-- START --

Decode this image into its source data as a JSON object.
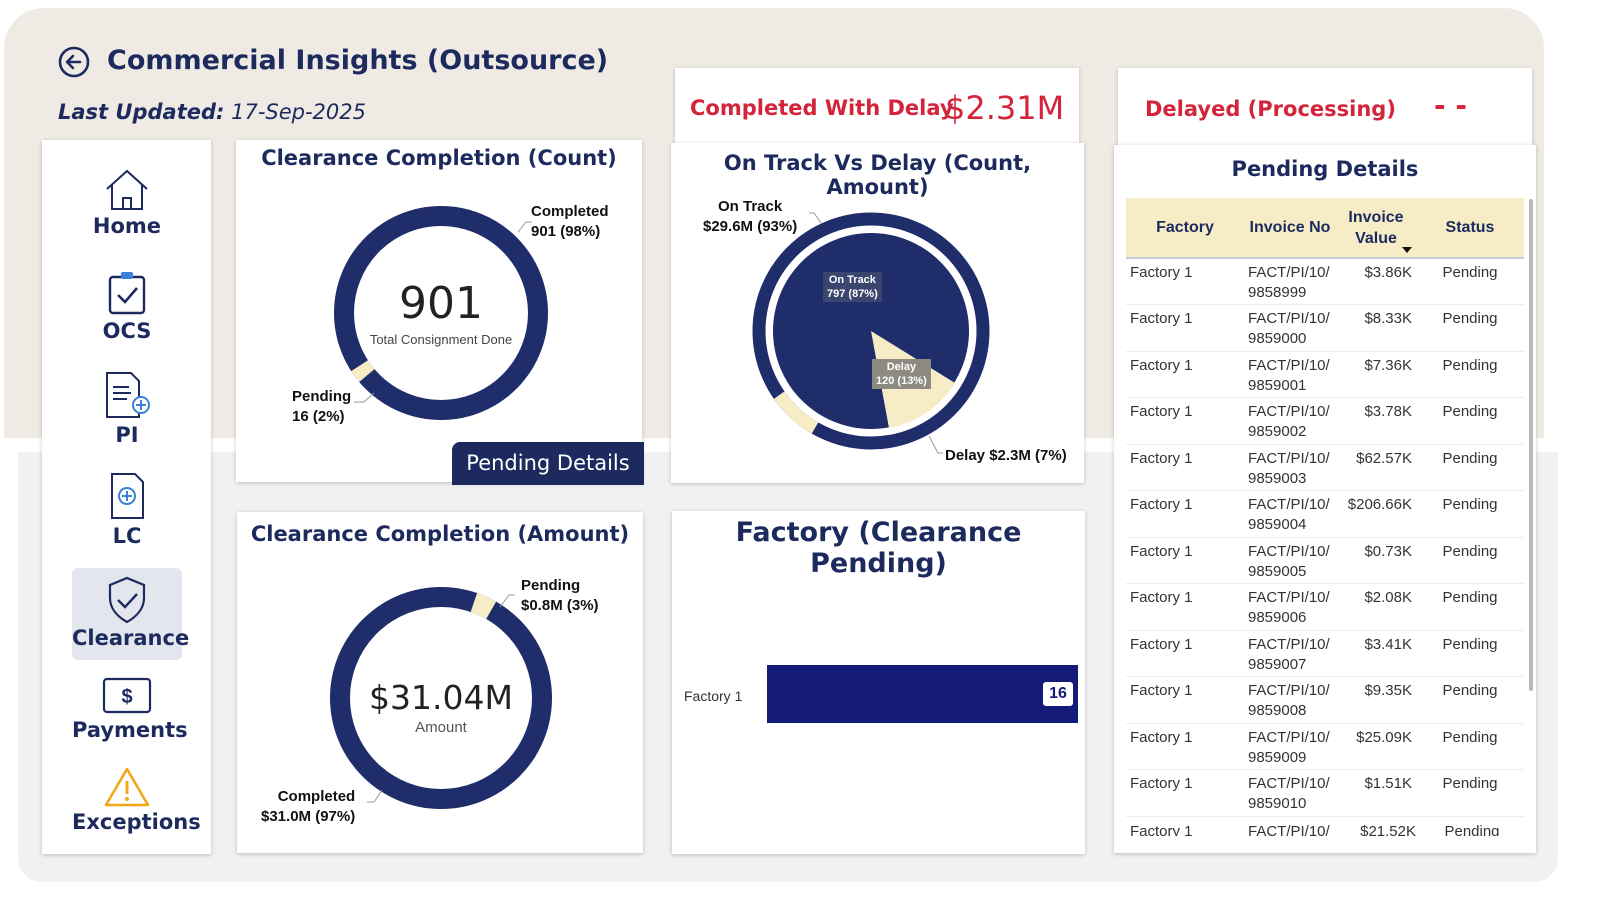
{
  "header": {
    "title": "Commercial Insights (Outsource)",
    "updated_label": "Last Updated:",
    "updated_value": "17-Sep-2025"
  },
  "sidebar": {
    "items": [
      {
        "label": "Home",
        "icon": "home-icon"
      },
      {
        "label": "OCS",
        "icon": "clipboard-check-icon"
      },
      {
        "label": "PI",
        "icon": "document-add-icon"
      },
      {
        "label": "LC",
        "icon": "document-plus-icon"
      },
      {
        "label": "Clearance",
        "icon": "shield-check-icon",
        "active": true
      },
      {
        "label": "Payments",
        "icon": "dollar-bill-icon"
      },
      {
        "label": "Exceptions",
        "icon": "warning-icon"
      }
    ]
  },
  "kpis": {
    "completed_delay_label": "Completed With Delay",
    "completed_delay_value": "$2.31M",
    "delayed_processing_label": "Delayed (Processing)",
    "delayed_processing_value": "- -"
  },
  "count_card": {
    "title": "Clearance Completion (Count)",
    "center_value": "901",
    "center_caption": "Total Consignment Done",
    "completed_label_1": "Completed",
    "completed_label_2": "901 (98%)",
    "pending_label_1": "Pending",
    "pending_label_2": "16 (2%)",
    "button_label": "Pending Details"
  },
  "amount_card": {
    "title": "Clearance Completion (Amount)",
    "center_value": "$31.04M",
    "center_caption": "Amount",
    "pending_label_1": "Pending",
    "pending_label_2": "$0.8M (3%)",
    "completed_label_1": "Completed",
    "completed_label_2": "$31.0M (97%)"
  },
  "ontrack_card": {
    "title": "On Track Vs Delay (Count, Amount)",
    "outer_ontrack_1": "On Track",
    "outer_ontrack_2": "$29.6M (93%)",
    "outer_delay": "Delay $2.3M (7%)",
    "inner_ontrack_1": "On Track",
    "inner_ontrack_2": "797 (87%)",
    "inner_delay_1": "Delay",
    "inner_delay_2": "120 (13%)"
  },
  "factory_card": {
    "title": "Factory (Clearance Pending)",
    "bar_label": "Factory 1",
    "bar_value": "16"
  },
  "pending_details": {
    "title": "Pending Details",
    "columns": [
      "Factory",
      "Invoice No",
      "Invoice Value",
      "Status"
    ],
    "rows": [
      {
        "factory": "Factory 1",
        "invoice_a": "FACT/PI/10/",
        "invoice_b": "9858999",
        "value": "$3.86K",
        "status": "Pending"
      },
      {
        "factory": "Factory 1",
        "invoice_a": "FACT/PI/10/",
        "invoice_b": "9859000",
        "value": "$8.33K",
        "status": "Pending"
      },
      {
        "factory": "Factory 1",
        "invoice_a": "FACT/PI/10/",
        "invoice_b": "9859001",
        "value": "$7.36K",
        "status": "Pending"
      },
      {
        "factory": "Factory 1",
        "invoice_a": "FACT/PI/10/",
        "invoice_b": "9859002",
        "value": "$3.78K",
        "status": "Pending"
      },
      {
        "factory": "Factory 1",
        "invoice_a": "FACT/PI/10/",
        "invoice_b": "9859003",
        "value": "$62.57K",
        "status": "Pending"
      },
      {
        "factory": "Factory 1",
        "invoice_a": "FACT/PI/10/",
        "invoice_b": "9859004",
        "value": "$206.66K",
        "status": "Pending"
      },
      {
        "factory": "Factory 1",
        "invoice_a": "FACT/PI/10/",
        "invoice_b": "9859005",
        "value": "$0.73K",
        "status": "Pending"
      },
      {
        "factory": "Factory 1",
        "invoice_a": "FACT/PI/10/",
        "invoice_b": "9859006",
        "value": "$2.08K",
        "status": "Pending"
      },
      {
        "factory": "Factory 1",
        "invoice_a": "FACT/PI/10/",
        "invoice_b": "9859007",
        "value": "$3.41K",
        "status": "Pending"
      },
      {
        "factory": "Factory 1",
        "invoice_a": "FACT/PI/10/",
        "invoice_b": "9859008",
        "value": "$9.35K",
        "status": "Pending"
      },
      {
        "factory": "Factory 1",
        "invoice_a": "FACT/PI/10/",
        "invoice_b": "9859009",
        "value": "$25.09K",
        "status": "Pending"
      },
      {
        "factory": "Factory 1",
        "invoice_a": "FACT/PI/10/",
        "invoice_b": "9859010",
        "value": "$1.51K",
        "status": "Pending"
      },
      {
        "factory": "Factory 1",
        "invoice_a": "FACT/PI/10/",
        "invoice_b": "",
        "value": "$21.52K",
        "status": "Pending"
      }
    ]
  },
  "colors": {
    "navy": "#1c2a5e",
    "ring_navy": "#1f2d6b",
    "bar_navy": "#141a78",
    "cream": "#f6edc7",
    "accent_red": "#d3243b"
  },
  "chart_data": [
    {
      "type": "pie",
      "title": "Clearance Completion (Count)",
      "labels": [
        "Completed",
        "Pending"
      ],
      "values": [
        901,
        16
      ],
      "percentages": [
        98,
        2
      ]
    },
    {
      "type": "pie",
      "title": "Clearance Completion (Amount)",
      "labels": [
        "Completed",
        "Pending"
      ],
      "values": [
        31.0,
        0.8
      ],
      "percentages": [
        97,
        3
      ],
      "unit": "$M"
    },
    {
      "type": "pie",
      "title": "On Track Vs Delay (Count, Amount)",
      "series": [
        {
          "name": "Count",
          "labels": [
            "On Track",
            "Delay"
          ],
          "values": [
            797,
            120
          ],
          "percentages": [
            87,
            13
          ]
        },
        {
          "name": "Amount",
          "labels": [
            "On Track",
            "Delay"
          ],
          "values": [
            29.6,
            2.3
          ],
          "percentages": [
            93,
            7
          ]
        }
      ]
    },
    {
      "type": "bar",
      "title": "Factory (Clearance Pending)",
      "categories": [
        "Factory 1"
      ],
      "values": [
        16
      ]
    }
  ]
}
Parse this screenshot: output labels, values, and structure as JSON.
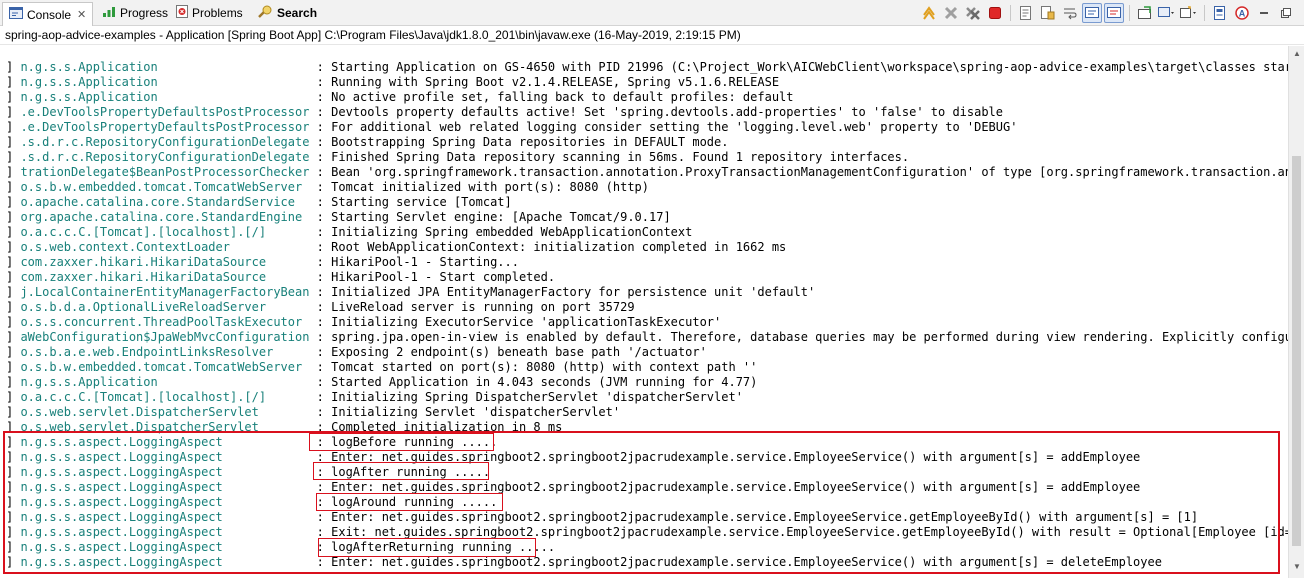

-- END --

**Task details**
All of the entries above should be copied exactly, except for the pictures.

**Result of the task**
Decode this image into its source data as a JSON object.
{
  "header": {
    "title": "Commercial Insights (Outsource)",
    "updated_label": "Last Updated:",
    "updated_value": "17-Sep-2025"
  },
  "sidebar": {
    "items": [
      {
        "label": "Home",
        "icon": "home-icon"
      },
      {
        "label": "OCS",
        "icon": "clipboard-check-icon"
      },
      {
        "label": "PI",
        "icon": "document-add-icon"
      },
      {
        "label": "LC",
        "icon": "document-plus-icon"
      },
      {
        "label": "Clearance",
        "icon": "shield-check-icon",
        "active": true
      },
      {
        "label": "Payments",
        "icon": "dollar-bill-icon"
      },
      {
        "label": "Exceptions",
        "icon": "warning-icon"
      }
    ]
  },
  "kpis": {
    "completed_delay_label": "Completed With Delay",
    "completed_delay_value": "$2.31M",
    "delayed_processing_label": "Delayed (Processing)",
    "delayed_processing_value": "- -"
  },
  "count_card": {
    "title": "Clearance Completion (Count)",
    "center_value": "901",
    "center_caption": "Total Consignment Done",
    "completed_label_1": "Completed",
    "completed_label_2": "901 (98%)",
    "pending_label_1": "Pending",
    "pending_label_2": "16 (2%)",
    "button_label": "Pending Details"
  },
  "amount_card": {
    "title": "Clearance Completion (Amount)",
    "center_value": "$31.04M",
    "center_caption": "Amount",
    "pending_label_1": "Pending",
    "pending_label_2": "$0.8M (3%)",
    "completed_label_1": "Completed",
    "completed_label_2": "$31.0M (97%)"
  },
  "ontrack_card": {
    "title": "On Track Vs Delay (Count, Amount)",
    "outer_ontrack_1": "On Track",
    "outer_ontrack_2": "$29.6M (93%)",
    "outer_delay": "Delay $2.3M (7%)",
    "inner_ontrack_1": "On Track",
    "inner_ontrack_2": "797 (87%)",
    "inner_delay_1": "Delay",
    "inner_delay_2": "120 (13%)"
  },
  "factory_card": {
    "title": "Factory (Clearance Pending)",
    "bar_label": "Factory 1",
    "bar_value": "16"
  },
  "pending_details": {
    "title": "Pending Details",
    "columns": [
      "Factory",
      "Invoice No",
      "Invoice Value",
      "Status"
    ],
    "rows": [
      {
        "factory": "Factory 1",
        "invoice_a": "FACT/PI/10/",
        "invoice_b": "9858999",
        "value": "$3.86K",
        "status": "Pending"
      },
      {
        "factory": "Factory 1",
        "invoice_a": "FACT/PI/10/",
        "invoice_b": "9859000",
        "value": "$8.33K",
        "status": "Pending"
      },
      {
        "factory": "Factory 1",
        "invoice_a": "FACT/PI/10/",
        "invoice_b": "9859001",
        "value": "$7.36K",
        "status": "Pending"
      },
      {
        "factory": "Factory 1",
        "invoice_a": "FACT/PI/10/",
        "invoice_b": "9859002",
        "value": "$3.78K",
        "status": "Pending"
      },
      {
        "factory": "Factory 1",
        "invoice_a": "FACT/PI/10/",
        "invoice_b": "9859003",
        "value": "$62.57K",
        "status": "Pending"
      },
      {
        "factory": "Factory 1",
        "invoice_a": "FACT/PI/10/",
        "invoice_b": "9859004",
        "value": "$206.66K",
        "status": "Pending"
      },
      {
        "factory": "Factory 1",
        "invoice_a": "FACT/PI/10/",
        "invoice_b": "9859005",
        "value": "$0.73K",
        "status": "Pending"
      },
      {
        "factory": "Factory 1",
        "invoice_a": "FACT/PI/10/",
        "invoice_b": "9859006",
        "value": "$2.08K",
        "status": "Pending"
      },
      {
        "factory": "Factory 1",
        "invoice_a": "FACT/PI/10/",
        "invoice_b": "9859007",
        "value": "$3.41K",
        "status": "Pending"
      },
      {
        "factory": "Factory 1",
        "invoice_a": "FACT/PI/10/",
        "invoice_b": "9859008",
        "value": "$9.35K",
        "status": "Pending"
      },
      {
        "factory": "Factory 1",
        "invoice_a": "FACT/PI/10/",
        "invoice_b": "9859009",
        "value": "$25.09K",
        "status": "Pending"
      },
      {
        "factory": "Factory 1",
        "invoice_a": "FACT/PI/10/",
        "invoice_b": "9859010",
        "value": "$1.51K",
        "status": "Pending"
      },
      {
        "factory": "Factory 1",
        "invoice_a": "FACT/PI/10/",
        "invoice_b": "",
        "value": "$21.52K",
        "status": "Pending"
      }
    ]
  },
  "colors": {
    "navy": "#1c2a5e",
    "ring_navy": "#1f2d6b",
    "bar_navy": "#141a78",
    "cream": "#f6edc7",
    "accent_red": "#d3243b"
  },
  "chart_data": [
    {
      "type": "pie",
      "title": "Clearance Completion (Count)",
      "labels": [
        "Completed",
        "Pending"
      ],
      "values": [
        901,
        16
      ],
      "percentages": [
        98,
        2
      ]
    },
    {
      "type": "pie",
      "title": "Clearance Completion (Amount)",
      "labels": [
        "Completed",
        "Pending"
      ],
      "values": [
        31.0,
        0.8
      ],
      "percentages": [
        97,
        3
      ],
      "unit": "$M"
    },
    {
      "type": "pie",
      "title": "On Track Vs Delay (Count, Amount)",
      "series": [
        {
          "name": "Count",
          "labels": [
            "On Track",
            "Delay"
          ],
          "values": [
            797,
            120
          ],
          "percentages": [
            87,
            13
          ]
        },
        {
          "name": "Amount",
          "labels": [
            "On Track",
            "Delay"
          ],
          "values": [
            29.6,
            2.3
          ],
          "percentages": [
            93,
            7
          ]
        }
      ]
    },
    {
      "type": "bar",
      "title": "Factory (Clearance Pending)",
      "categories": [
        "Factory 1"
      ],
      "values": [
        16
      ]
    }
  ]
}
Parse this screenshot: output labels, values, and structure as JSON.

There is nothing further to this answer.